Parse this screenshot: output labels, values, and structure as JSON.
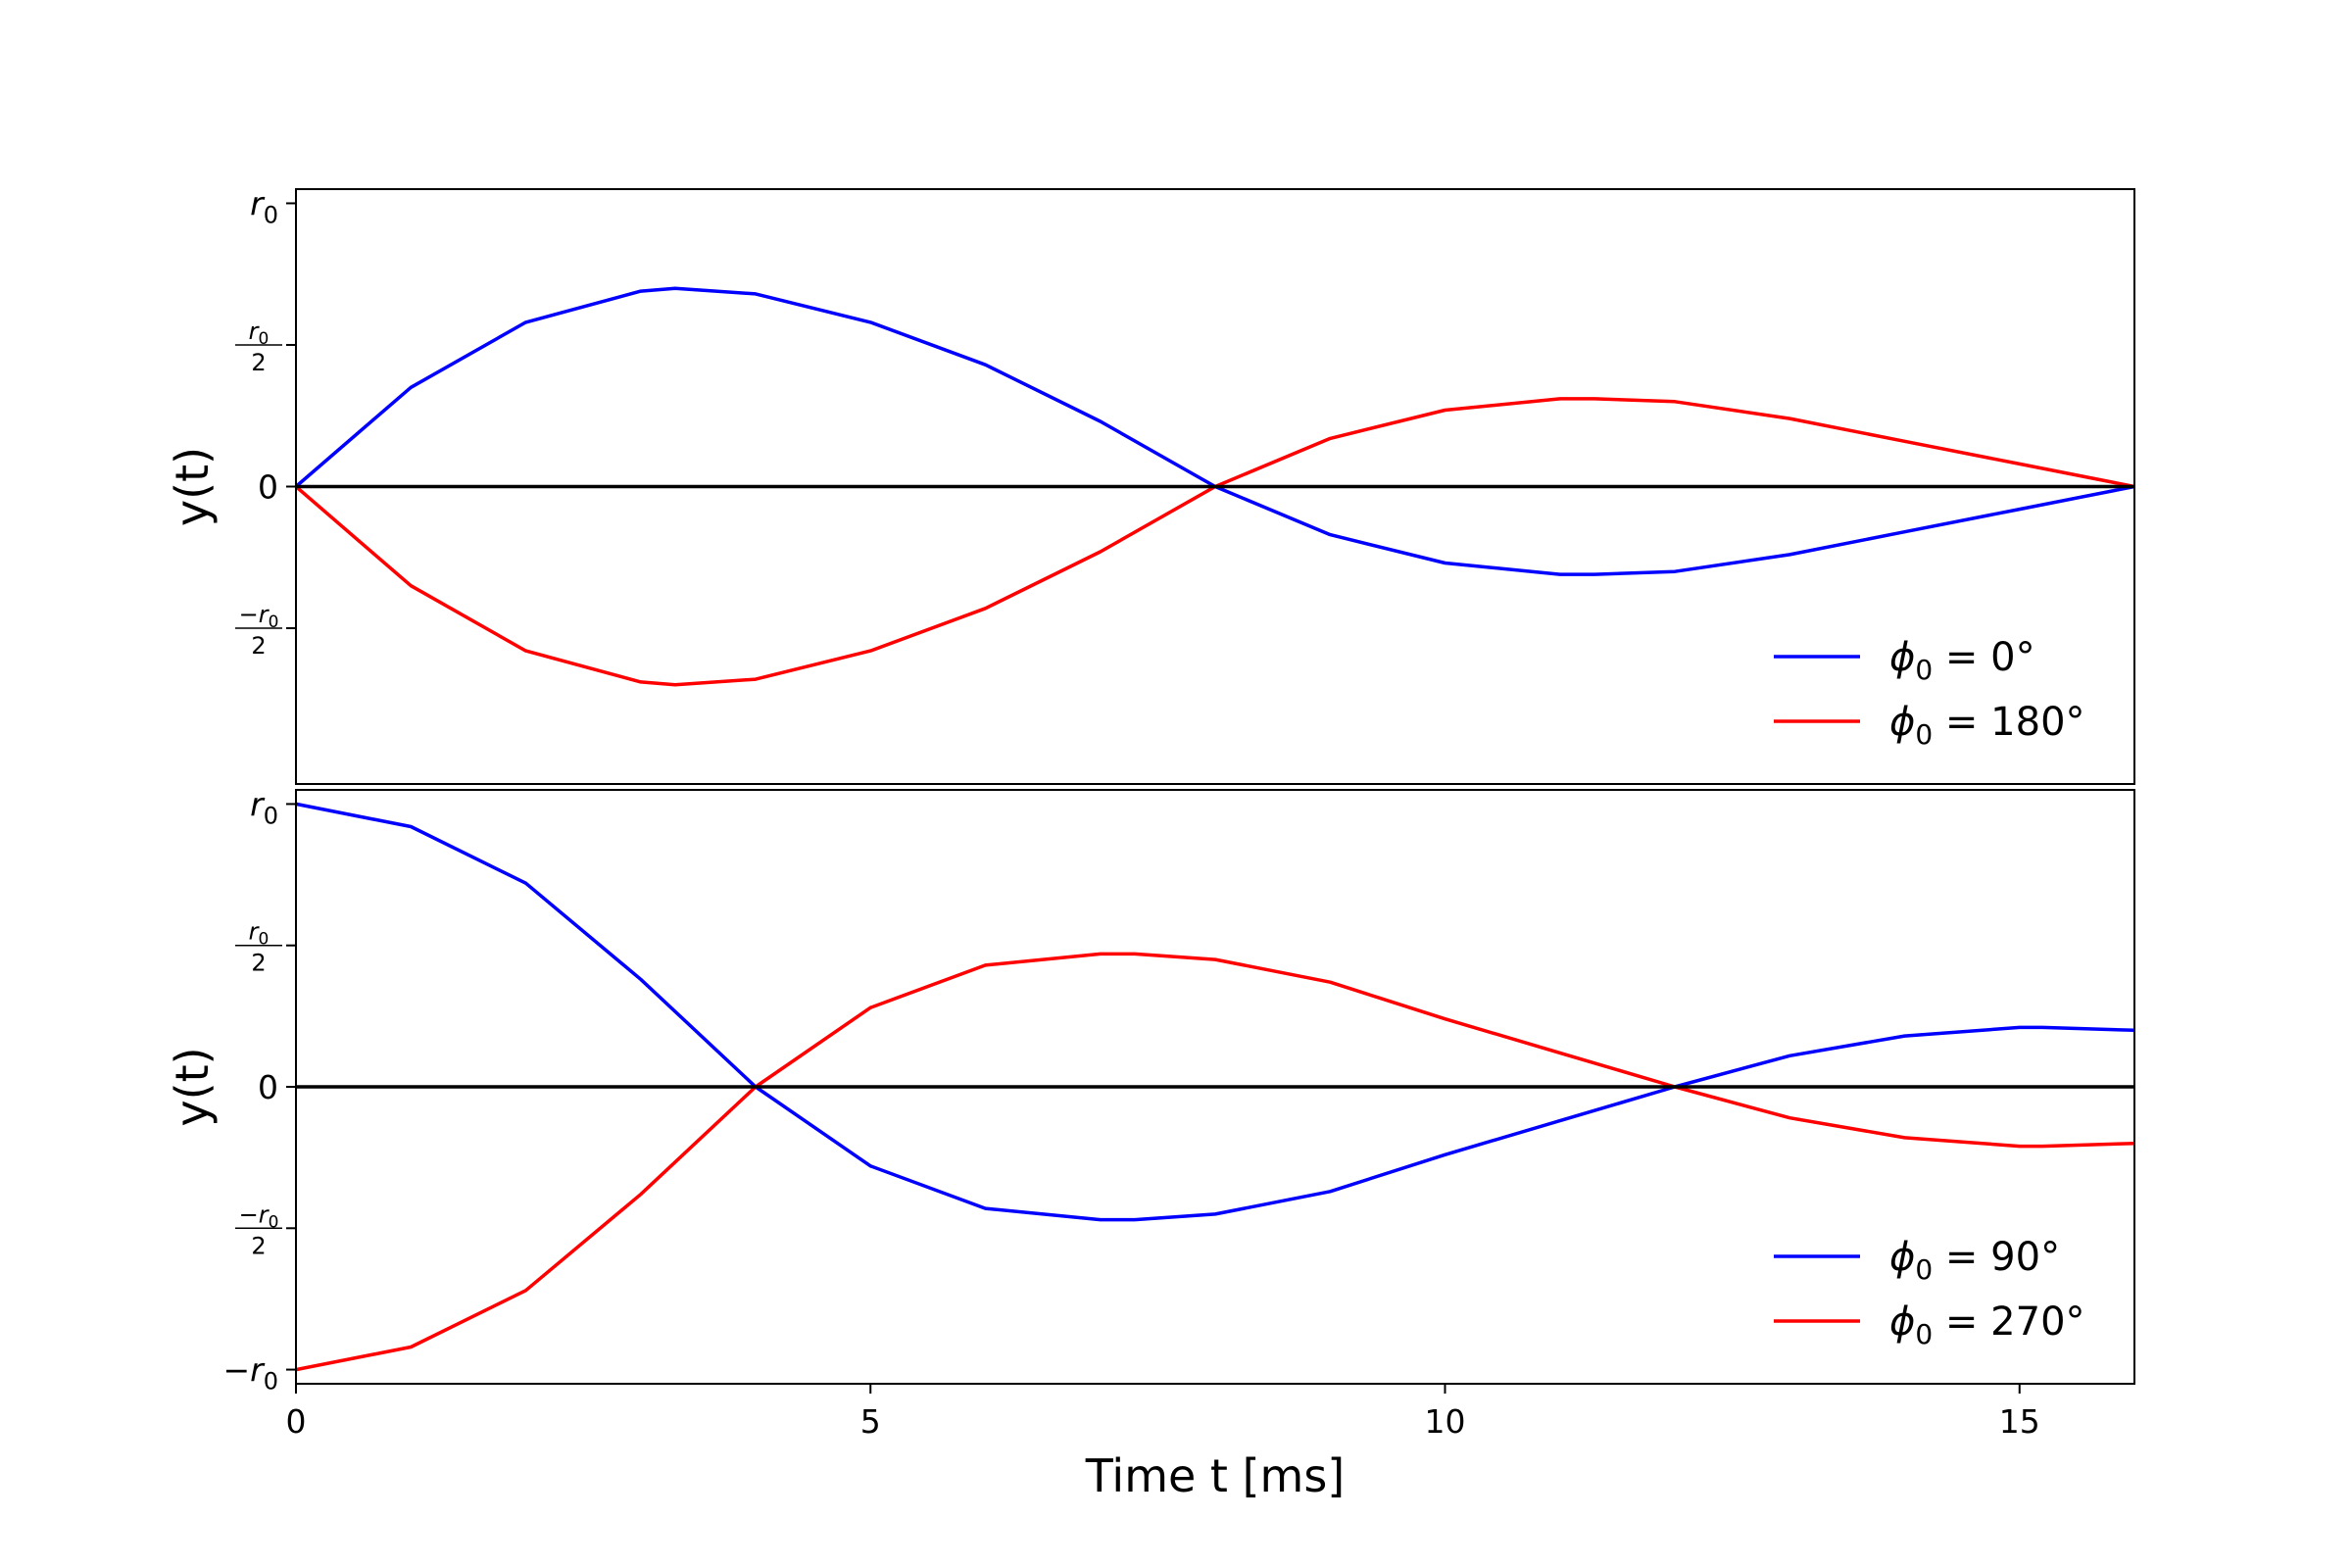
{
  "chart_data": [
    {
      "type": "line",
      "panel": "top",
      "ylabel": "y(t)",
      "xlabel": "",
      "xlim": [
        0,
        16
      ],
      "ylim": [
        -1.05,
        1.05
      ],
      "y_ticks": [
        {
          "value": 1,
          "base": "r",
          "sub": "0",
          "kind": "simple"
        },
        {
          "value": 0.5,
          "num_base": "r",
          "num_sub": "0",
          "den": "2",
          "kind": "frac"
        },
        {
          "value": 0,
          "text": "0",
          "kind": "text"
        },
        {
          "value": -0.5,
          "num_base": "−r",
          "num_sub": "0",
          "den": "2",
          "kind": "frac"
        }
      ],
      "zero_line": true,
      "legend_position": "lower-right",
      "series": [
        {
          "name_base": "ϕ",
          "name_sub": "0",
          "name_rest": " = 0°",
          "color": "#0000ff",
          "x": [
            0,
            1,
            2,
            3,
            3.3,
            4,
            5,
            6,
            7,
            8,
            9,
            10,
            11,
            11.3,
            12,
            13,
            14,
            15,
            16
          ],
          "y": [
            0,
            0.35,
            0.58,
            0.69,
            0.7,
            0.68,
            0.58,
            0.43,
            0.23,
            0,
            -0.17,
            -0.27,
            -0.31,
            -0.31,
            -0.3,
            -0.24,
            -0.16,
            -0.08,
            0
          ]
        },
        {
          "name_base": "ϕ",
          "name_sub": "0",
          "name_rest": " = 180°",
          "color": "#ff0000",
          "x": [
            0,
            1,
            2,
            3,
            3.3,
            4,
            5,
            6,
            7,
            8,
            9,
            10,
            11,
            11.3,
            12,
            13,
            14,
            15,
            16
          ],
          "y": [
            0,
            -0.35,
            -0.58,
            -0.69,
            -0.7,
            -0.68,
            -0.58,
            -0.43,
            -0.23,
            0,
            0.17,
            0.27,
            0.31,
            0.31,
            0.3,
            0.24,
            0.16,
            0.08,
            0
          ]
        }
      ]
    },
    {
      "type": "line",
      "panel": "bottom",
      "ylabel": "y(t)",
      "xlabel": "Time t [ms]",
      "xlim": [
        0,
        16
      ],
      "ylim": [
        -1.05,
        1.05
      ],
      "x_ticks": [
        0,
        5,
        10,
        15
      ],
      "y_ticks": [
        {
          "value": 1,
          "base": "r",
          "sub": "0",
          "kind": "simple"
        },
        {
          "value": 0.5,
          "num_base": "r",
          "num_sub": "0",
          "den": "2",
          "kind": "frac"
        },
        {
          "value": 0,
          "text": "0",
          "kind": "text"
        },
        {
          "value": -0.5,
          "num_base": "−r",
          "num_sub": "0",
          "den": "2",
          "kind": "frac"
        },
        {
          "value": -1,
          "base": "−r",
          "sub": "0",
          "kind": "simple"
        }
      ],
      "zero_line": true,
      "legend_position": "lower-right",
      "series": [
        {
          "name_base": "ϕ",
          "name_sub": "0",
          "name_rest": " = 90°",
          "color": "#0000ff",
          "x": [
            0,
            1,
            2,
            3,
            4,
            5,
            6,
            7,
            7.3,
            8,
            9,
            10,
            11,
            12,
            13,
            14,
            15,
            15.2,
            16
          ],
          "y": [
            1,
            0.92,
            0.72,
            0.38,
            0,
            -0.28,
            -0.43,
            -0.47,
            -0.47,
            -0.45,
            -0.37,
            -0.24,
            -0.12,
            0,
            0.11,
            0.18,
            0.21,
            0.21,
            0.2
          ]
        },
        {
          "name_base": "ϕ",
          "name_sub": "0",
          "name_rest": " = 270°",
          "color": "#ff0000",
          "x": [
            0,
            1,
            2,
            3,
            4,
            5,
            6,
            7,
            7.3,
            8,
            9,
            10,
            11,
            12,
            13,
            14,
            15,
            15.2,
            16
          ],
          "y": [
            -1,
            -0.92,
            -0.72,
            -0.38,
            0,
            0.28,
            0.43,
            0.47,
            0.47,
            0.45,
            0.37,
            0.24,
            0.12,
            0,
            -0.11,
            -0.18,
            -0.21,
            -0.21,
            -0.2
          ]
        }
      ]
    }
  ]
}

━━━━━━━━━━━━━━━━

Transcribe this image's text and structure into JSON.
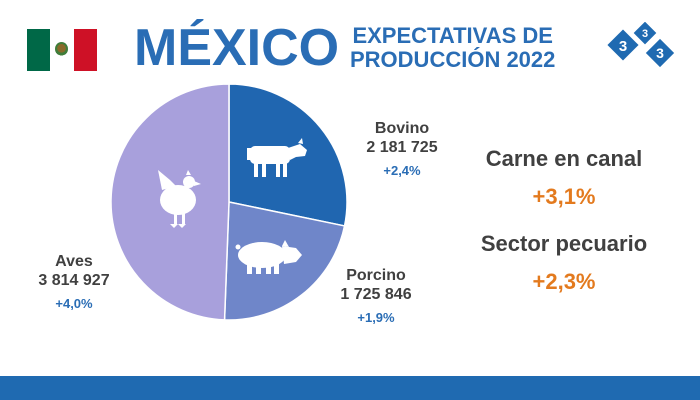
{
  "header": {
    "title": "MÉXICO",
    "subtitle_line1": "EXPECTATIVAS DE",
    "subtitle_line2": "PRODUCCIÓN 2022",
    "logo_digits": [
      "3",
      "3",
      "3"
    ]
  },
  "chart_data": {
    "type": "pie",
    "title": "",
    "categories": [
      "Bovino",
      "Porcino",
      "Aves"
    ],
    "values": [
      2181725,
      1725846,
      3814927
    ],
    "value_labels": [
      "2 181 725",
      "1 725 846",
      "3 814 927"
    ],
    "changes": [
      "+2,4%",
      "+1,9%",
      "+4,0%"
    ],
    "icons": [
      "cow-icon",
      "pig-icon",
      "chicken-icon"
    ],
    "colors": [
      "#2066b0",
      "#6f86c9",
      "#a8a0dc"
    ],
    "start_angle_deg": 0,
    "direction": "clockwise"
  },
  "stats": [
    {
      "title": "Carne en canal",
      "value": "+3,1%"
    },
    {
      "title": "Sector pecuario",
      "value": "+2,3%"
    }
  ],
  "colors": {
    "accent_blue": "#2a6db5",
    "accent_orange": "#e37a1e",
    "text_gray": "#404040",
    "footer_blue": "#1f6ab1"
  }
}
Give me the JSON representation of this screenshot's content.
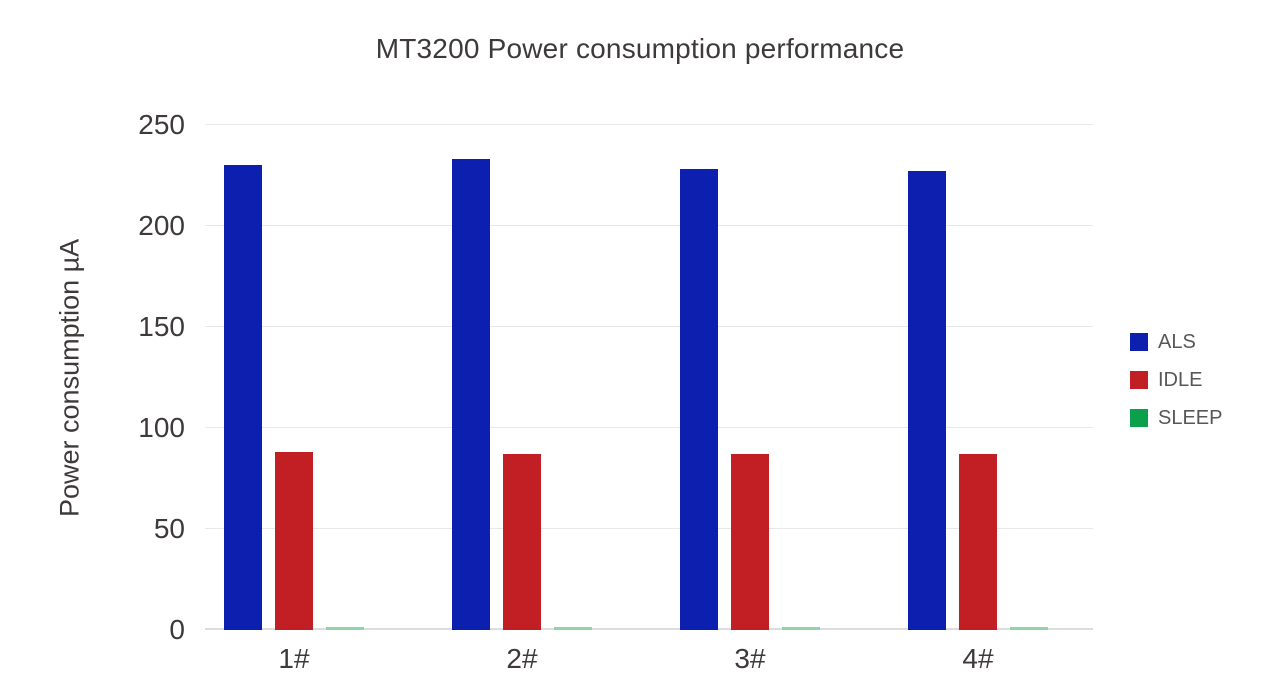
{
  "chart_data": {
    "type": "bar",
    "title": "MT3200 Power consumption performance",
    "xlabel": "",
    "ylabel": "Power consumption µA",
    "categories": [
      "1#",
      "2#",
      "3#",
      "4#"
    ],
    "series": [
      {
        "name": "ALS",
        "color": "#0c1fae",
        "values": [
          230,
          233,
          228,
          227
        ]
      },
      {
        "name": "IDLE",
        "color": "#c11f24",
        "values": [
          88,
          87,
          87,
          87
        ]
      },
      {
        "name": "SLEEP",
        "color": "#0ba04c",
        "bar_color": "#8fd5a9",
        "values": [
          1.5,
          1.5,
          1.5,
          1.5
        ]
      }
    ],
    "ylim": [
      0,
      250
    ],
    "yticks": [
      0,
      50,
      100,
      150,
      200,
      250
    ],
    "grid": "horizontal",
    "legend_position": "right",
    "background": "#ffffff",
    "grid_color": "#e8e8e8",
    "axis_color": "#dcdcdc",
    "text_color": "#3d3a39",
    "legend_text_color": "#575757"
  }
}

━━━━━━━━━━━━━━━━

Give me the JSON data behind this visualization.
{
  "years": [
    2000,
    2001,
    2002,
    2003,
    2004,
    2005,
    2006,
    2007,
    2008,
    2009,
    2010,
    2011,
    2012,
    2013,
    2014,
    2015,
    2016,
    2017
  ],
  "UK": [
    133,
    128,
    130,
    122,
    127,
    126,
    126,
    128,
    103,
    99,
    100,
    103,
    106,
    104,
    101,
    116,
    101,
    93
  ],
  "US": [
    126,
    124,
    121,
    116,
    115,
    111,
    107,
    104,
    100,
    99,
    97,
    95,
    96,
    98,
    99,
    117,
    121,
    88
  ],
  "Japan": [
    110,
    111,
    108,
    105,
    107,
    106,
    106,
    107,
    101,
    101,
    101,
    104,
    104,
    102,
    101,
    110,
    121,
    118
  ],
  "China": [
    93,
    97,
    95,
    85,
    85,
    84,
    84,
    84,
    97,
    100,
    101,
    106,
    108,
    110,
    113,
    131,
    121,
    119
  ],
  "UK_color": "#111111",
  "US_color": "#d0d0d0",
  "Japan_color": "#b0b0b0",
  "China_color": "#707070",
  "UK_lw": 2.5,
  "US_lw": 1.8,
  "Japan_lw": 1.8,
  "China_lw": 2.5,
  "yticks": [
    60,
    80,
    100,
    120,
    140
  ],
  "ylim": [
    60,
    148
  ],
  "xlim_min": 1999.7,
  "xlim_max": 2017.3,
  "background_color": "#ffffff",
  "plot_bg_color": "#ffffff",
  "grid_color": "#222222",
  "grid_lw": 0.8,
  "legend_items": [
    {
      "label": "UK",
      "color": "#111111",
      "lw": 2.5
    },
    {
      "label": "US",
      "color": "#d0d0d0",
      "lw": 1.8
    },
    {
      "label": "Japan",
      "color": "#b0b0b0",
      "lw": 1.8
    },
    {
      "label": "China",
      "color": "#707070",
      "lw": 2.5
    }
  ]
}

━━━━━━━━━━━━━━━━

*Short problem*: Tally up the lines in the records containing the word "consumption", then give the count and nothing else.

*Exercise solution*: 2